→ **Task to carry out**:
Copy out all of the material, matching it word for word.

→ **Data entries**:
## begin

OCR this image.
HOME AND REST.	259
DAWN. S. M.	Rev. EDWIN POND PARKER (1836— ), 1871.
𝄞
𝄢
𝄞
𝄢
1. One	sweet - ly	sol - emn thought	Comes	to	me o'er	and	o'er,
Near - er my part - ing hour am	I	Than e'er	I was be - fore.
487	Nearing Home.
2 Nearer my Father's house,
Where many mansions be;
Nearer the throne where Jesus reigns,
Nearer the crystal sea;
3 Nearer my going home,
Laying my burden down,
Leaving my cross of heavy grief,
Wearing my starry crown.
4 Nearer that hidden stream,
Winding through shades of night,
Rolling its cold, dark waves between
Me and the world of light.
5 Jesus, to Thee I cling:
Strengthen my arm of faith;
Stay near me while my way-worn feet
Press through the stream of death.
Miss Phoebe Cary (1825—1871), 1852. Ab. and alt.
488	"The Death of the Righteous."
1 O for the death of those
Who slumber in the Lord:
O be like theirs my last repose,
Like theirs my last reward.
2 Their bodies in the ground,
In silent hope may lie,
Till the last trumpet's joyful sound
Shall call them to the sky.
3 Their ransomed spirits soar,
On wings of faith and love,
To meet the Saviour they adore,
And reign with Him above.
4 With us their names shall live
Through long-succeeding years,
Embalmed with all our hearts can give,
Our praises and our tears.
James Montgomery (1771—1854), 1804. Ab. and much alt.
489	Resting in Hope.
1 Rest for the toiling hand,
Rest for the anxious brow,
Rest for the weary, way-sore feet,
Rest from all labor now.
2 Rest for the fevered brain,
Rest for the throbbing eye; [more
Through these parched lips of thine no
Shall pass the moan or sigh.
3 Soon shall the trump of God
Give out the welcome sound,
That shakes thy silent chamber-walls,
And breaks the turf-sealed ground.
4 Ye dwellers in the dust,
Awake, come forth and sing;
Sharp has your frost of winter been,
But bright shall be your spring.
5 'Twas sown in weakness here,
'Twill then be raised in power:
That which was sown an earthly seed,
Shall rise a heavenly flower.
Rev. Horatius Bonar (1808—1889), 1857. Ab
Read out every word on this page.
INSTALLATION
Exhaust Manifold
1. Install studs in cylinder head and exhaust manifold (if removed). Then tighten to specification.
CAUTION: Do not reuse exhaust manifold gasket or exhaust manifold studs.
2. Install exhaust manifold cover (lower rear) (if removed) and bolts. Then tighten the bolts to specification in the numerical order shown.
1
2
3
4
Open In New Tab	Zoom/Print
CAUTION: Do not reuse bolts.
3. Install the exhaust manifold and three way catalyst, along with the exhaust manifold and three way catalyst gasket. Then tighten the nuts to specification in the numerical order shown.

## end

→ **Correct response**:
OCR this image.
HOME AND REST.	259
DAWN. S. M.	Rev. EDWIN POND PARKER (1836— ), 1871.
𝄞
𝄢
𝄞
𝄢
1. One	sweet - ly	sol - emn thought	Comes	to	me o'er	and	o'er,
Near - er my part - ing hour am	I	Than e'er	I was be - fore.
487	Nearing Home.
2 Nearer my Father's house,
Where many mansions be;
Nearer the throne where Jesus reigns,
Nearer the crystal sea;
3 Nearer my going home,
Laying my burden down,
Leaving my cross of heavy grief,
Wearing my starry crown.
4 Nearer that hidden stream,
Winding through shades of night,
Rolling its cold, dark waves between
Me and the world of light.
5 Jesus, to Thee I cling:
Strengthen my arm of faith;
Stay near me while my way-worn feet
Press through the stream of death.
Miss Phoebe Cary (1825—1871), 1852. Ab. and alt.
488	"The Death of the Righteous."
1 O for the death of those
Who slumber in the Lord:
O be like theirs my last repose,
Like theirs my last reward.
2 Their bodies in the ground,
In silent hope may lie,
Till the last trumpet's joyful sound
Shall call them to the sky.
3 Their ransomed spirits soar,
On wings of faith and love,
To meet the Saviour they adore,
And reign with Him above.
4 With us their names shall live
Through long-succeeding years,
Embalmed with all our hearts can give,
Our praises and our tears.
James Montgomery (1771—1854), 1804. Ab. and much alt.
489	Resting in Hope.
1 Rest for the toiling hand,
Rest for the anxious brow,
Rest for the weary, way-sore feet,
Rest from all labor now.
2 Rest for the fevered brain,
Rest for the throbbing eye; [more
Through these parched lips of thine no
Shall pass the moan or sigh.
3 Soon shall the trump of God
Give out the welcome sound,
That shakes thy silent chamber-walls,
And breaks the turf-sealed ground.
4 Ye dwellers in the dust,
Awake, come forth and sing;
Sharp has your frost of winter been,
But bright shall be your spring.
5 'Twas sown in weakness here,
'Twill then be raised in power:
That which was sown an earthly seed,
Shall rise a heavenly flower.
Rev. Horatius Bonar (1808—1889), 1857. Ab
Read out every word on this page.
INSTALLATION
Exhaust Manifold
1. Install studs in cylinder head and exhaust manifold (if removed). Then tighten to specification.
CAUTION: Do not reuse exhaust manifold gasket or exhaust manifold studs.
2. Install exhaust manifold cover (lower rear) (if removed) and bolts. Then tighten the bolts to specification in the numerical order shown.
1
2
3
4
Open In New Tab	Zoom/Print
CAUTION: Do not reuse bolts.
3. Install the exhaust manifold and three way catalyst, along with the exhaust manifold and three way catalyst gasket. Then tighten the nuts to specification in the numerical order shown.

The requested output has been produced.